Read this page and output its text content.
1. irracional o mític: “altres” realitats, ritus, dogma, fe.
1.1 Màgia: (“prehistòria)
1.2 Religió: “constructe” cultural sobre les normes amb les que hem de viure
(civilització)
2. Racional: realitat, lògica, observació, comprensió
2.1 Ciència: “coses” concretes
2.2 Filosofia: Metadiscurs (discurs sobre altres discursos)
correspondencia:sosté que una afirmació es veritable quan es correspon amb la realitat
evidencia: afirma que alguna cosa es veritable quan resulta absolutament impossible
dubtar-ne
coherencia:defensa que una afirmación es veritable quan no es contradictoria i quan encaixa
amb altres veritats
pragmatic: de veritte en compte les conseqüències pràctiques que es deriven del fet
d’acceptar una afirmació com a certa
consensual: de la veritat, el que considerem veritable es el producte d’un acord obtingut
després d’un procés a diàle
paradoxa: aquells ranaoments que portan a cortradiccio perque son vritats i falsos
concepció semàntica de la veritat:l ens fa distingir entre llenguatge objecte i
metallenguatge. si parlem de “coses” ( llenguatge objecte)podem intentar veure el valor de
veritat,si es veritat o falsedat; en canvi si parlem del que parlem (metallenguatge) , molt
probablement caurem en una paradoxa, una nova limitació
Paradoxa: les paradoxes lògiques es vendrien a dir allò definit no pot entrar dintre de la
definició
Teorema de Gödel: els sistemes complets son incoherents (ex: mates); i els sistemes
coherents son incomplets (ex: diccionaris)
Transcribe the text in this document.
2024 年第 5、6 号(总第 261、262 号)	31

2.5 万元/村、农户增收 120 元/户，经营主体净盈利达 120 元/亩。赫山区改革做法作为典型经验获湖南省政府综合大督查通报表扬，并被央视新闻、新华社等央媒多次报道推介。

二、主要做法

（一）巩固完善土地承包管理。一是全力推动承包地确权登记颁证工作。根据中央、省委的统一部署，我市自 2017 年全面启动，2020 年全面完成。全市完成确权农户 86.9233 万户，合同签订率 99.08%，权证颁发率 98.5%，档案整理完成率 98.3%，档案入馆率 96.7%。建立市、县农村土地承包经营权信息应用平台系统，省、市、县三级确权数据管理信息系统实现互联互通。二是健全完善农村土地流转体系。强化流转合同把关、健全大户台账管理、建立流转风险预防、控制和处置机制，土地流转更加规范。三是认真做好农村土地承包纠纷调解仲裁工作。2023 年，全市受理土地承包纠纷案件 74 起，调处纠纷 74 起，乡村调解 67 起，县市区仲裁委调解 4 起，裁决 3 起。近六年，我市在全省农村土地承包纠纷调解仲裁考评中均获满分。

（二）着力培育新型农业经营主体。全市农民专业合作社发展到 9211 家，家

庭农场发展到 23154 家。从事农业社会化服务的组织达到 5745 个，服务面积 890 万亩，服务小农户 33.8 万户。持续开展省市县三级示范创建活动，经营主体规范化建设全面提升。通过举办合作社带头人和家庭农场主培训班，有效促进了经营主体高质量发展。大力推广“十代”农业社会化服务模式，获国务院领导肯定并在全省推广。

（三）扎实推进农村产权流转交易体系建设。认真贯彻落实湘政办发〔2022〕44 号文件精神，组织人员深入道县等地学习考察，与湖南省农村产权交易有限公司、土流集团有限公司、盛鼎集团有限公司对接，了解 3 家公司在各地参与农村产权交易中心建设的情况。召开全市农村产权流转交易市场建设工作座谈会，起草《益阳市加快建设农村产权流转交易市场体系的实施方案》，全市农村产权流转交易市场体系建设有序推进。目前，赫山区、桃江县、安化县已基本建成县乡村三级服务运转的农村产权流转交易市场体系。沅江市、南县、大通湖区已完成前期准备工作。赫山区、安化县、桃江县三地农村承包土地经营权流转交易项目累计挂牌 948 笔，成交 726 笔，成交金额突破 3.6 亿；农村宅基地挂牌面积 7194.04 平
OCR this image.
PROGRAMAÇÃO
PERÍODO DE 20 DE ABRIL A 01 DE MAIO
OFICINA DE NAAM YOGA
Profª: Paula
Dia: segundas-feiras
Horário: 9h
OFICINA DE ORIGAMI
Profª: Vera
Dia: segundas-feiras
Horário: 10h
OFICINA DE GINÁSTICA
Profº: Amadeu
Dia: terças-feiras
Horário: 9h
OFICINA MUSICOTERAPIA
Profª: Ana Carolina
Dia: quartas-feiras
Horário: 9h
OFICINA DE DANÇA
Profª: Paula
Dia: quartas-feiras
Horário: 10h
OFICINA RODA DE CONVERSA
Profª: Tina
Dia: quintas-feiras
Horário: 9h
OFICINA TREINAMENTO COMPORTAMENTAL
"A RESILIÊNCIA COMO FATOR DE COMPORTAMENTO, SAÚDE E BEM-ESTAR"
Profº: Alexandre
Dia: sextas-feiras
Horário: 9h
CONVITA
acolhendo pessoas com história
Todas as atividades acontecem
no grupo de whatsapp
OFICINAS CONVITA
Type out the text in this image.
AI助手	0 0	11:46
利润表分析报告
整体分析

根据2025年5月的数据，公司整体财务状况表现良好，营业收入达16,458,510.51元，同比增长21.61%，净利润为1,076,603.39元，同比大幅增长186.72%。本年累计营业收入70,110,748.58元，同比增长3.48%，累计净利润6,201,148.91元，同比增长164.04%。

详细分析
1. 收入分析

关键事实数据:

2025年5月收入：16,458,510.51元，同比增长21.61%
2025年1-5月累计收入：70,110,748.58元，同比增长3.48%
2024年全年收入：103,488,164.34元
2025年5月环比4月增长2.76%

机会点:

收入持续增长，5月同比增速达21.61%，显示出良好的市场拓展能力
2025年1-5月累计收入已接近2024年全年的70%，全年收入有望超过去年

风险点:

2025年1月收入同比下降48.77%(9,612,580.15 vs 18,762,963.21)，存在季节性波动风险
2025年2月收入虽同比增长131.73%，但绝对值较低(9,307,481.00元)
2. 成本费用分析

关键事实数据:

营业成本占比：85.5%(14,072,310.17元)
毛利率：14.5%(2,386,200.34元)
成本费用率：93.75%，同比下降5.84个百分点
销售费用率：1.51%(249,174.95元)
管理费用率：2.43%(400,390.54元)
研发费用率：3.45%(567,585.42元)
______________________________
PROBLEM DETAILS >> In the records above, how many lines contain the string "this"? State that number only.

TASK RESPONSE >> 4